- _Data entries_

___

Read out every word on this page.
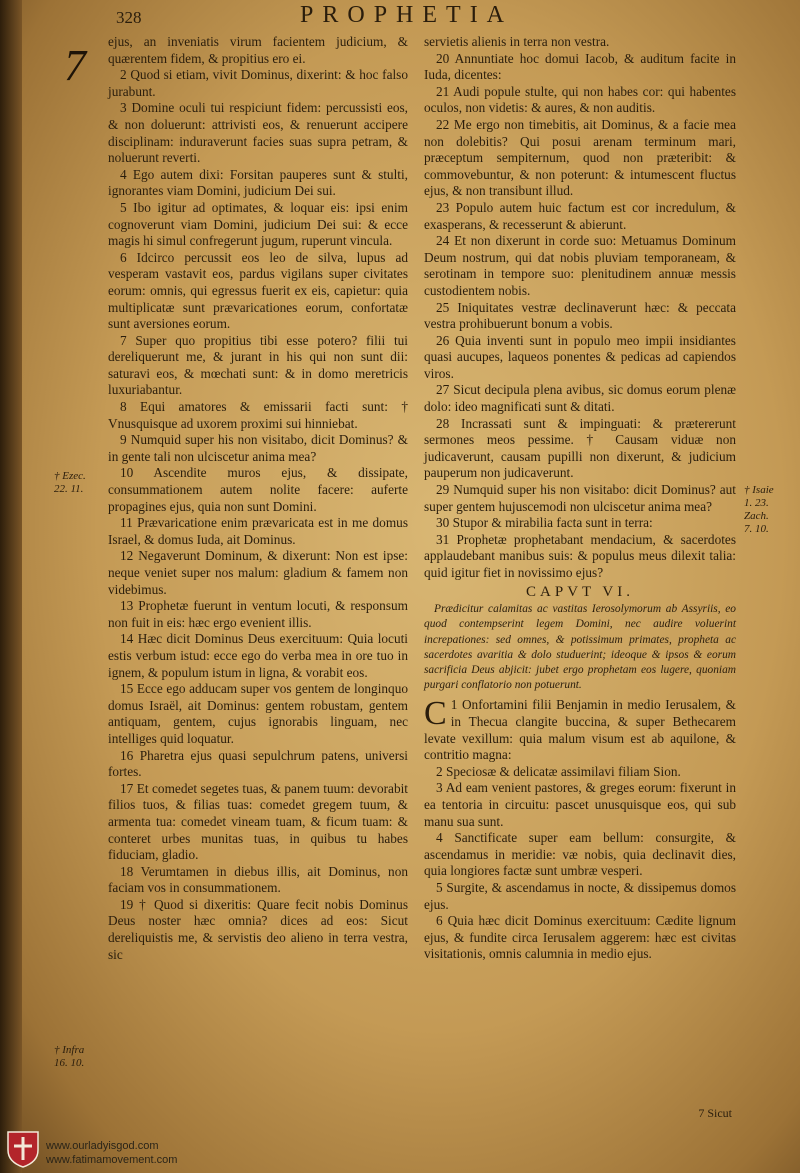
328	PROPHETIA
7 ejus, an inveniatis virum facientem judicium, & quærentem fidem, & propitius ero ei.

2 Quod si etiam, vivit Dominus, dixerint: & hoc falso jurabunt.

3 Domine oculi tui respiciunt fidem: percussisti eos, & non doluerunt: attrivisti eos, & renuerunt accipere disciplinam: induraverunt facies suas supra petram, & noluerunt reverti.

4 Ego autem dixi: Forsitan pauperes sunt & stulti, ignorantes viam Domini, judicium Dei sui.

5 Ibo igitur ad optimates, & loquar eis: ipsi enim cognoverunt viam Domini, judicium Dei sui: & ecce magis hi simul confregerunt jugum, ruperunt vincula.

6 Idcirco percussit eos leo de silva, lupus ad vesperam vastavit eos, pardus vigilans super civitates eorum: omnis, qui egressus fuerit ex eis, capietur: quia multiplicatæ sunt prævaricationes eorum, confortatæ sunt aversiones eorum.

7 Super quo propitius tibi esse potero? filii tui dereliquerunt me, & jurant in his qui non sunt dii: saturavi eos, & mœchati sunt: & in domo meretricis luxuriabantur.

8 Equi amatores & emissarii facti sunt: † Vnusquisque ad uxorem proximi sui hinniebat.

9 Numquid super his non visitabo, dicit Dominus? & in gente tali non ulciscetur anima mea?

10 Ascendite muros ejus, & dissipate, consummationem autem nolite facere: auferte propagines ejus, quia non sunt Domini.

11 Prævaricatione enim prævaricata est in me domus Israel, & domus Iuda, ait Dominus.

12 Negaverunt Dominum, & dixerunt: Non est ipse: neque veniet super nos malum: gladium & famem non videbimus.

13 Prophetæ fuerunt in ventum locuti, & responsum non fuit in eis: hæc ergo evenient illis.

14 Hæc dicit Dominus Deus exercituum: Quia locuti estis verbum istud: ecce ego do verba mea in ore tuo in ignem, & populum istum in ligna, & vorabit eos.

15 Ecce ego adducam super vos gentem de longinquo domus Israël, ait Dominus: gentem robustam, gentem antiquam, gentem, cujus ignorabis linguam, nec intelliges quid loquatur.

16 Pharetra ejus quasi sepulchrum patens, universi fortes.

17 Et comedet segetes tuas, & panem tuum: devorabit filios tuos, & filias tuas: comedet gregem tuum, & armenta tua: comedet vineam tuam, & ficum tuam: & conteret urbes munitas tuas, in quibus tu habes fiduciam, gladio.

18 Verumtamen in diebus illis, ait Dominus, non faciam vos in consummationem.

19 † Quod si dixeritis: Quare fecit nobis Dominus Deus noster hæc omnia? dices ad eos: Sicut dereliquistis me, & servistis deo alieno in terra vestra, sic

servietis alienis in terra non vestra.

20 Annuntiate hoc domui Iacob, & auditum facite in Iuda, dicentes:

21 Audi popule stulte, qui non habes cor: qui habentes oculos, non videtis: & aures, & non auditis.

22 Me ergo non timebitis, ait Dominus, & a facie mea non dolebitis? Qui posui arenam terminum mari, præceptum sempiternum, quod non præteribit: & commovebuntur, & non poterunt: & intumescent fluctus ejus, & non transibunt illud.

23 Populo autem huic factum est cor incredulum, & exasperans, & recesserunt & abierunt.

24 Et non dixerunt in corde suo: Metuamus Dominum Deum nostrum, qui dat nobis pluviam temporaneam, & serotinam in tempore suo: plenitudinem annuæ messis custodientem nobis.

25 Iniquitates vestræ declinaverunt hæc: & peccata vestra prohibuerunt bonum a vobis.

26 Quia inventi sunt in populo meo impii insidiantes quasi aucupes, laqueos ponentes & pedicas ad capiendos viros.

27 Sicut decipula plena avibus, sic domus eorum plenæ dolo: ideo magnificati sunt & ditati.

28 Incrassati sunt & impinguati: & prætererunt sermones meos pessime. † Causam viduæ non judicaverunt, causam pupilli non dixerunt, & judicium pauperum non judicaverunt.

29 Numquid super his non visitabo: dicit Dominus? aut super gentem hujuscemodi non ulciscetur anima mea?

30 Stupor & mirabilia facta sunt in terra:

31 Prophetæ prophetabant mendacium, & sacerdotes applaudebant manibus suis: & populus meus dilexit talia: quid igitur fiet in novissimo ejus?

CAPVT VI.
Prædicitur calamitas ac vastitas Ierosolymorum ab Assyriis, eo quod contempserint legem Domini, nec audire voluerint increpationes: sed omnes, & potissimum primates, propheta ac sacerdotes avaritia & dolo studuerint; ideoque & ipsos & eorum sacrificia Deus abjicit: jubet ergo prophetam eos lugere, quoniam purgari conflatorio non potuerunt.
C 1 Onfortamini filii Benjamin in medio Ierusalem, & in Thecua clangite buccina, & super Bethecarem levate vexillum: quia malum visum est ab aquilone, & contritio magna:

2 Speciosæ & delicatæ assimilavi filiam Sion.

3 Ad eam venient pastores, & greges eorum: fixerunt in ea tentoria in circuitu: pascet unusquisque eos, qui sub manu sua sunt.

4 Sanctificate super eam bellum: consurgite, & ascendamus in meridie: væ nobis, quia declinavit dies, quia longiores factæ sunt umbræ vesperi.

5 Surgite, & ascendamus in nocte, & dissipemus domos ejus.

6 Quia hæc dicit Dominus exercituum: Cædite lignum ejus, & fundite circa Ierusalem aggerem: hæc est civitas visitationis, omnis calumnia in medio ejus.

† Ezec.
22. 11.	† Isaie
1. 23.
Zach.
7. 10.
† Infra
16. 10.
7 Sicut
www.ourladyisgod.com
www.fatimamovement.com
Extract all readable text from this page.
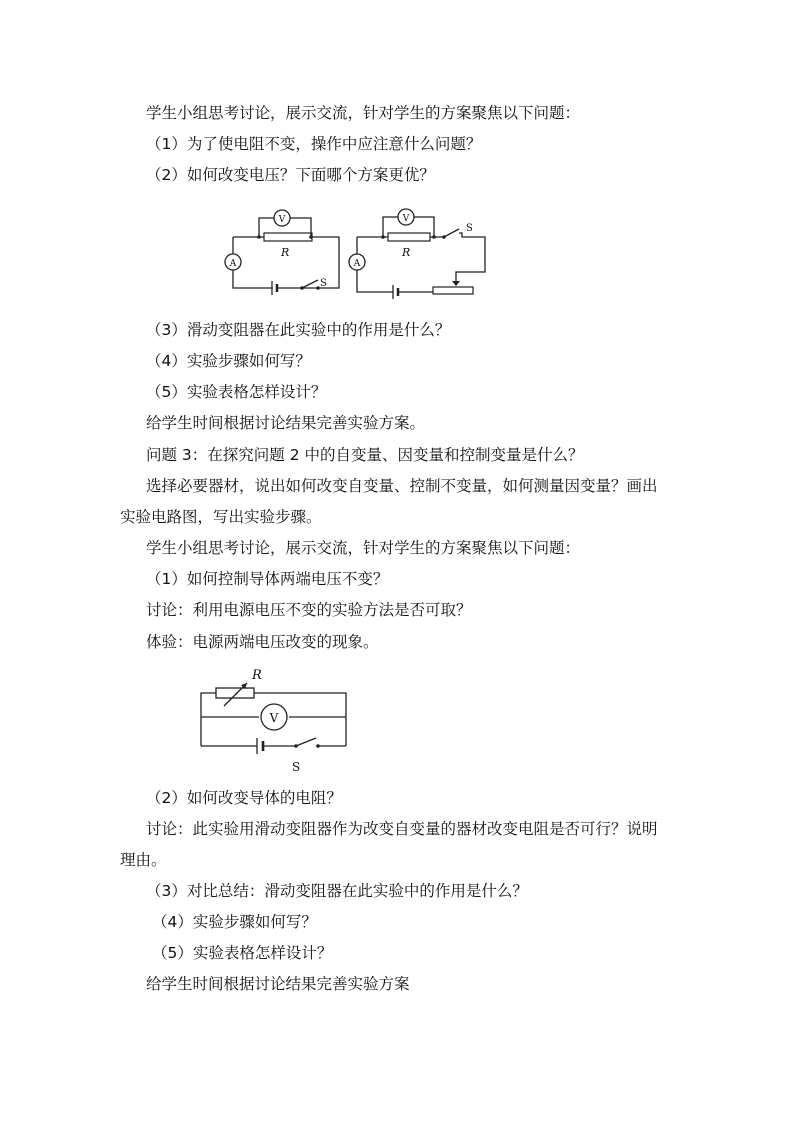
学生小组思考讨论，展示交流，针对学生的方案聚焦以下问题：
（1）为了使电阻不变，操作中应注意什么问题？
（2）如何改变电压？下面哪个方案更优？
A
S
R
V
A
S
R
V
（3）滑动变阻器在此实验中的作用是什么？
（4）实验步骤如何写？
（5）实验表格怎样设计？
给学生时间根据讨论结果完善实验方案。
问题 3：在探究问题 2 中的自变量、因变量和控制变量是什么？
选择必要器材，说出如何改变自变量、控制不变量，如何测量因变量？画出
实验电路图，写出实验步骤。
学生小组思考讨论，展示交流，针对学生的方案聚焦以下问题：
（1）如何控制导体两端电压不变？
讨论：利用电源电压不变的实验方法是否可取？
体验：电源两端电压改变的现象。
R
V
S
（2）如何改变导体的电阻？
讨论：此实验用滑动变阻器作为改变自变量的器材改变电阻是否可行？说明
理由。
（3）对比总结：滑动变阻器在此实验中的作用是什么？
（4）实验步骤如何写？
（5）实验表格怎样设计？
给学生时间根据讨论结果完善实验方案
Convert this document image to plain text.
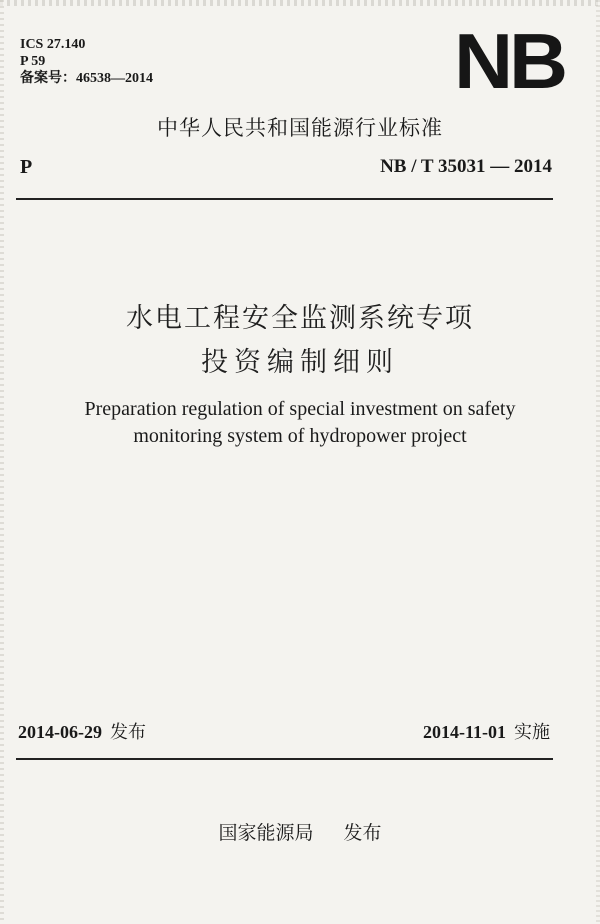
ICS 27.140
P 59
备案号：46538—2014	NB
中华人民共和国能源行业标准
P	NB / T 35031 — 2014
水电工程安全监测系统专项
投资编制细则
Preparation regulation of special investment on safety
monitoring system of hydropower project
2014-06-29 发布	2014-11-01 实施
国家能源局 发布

___

Track down every line with the word "filii" and copy it.

- _Complete answer_
7 Super quo propitius tibi esse potero? filii tui dereliquerunt me, & jurant in his qui non sunt dii: saturavi eos, & mœchati sunt: & in domo meretricis luxuriabantur.
C 1 Onfortamini filii Benjamin in medio Ierusalem, & in Thecua clangite buccina, & super Bethecarem levate vexillum: quia malum visum est ab aquilone, & contritio magna:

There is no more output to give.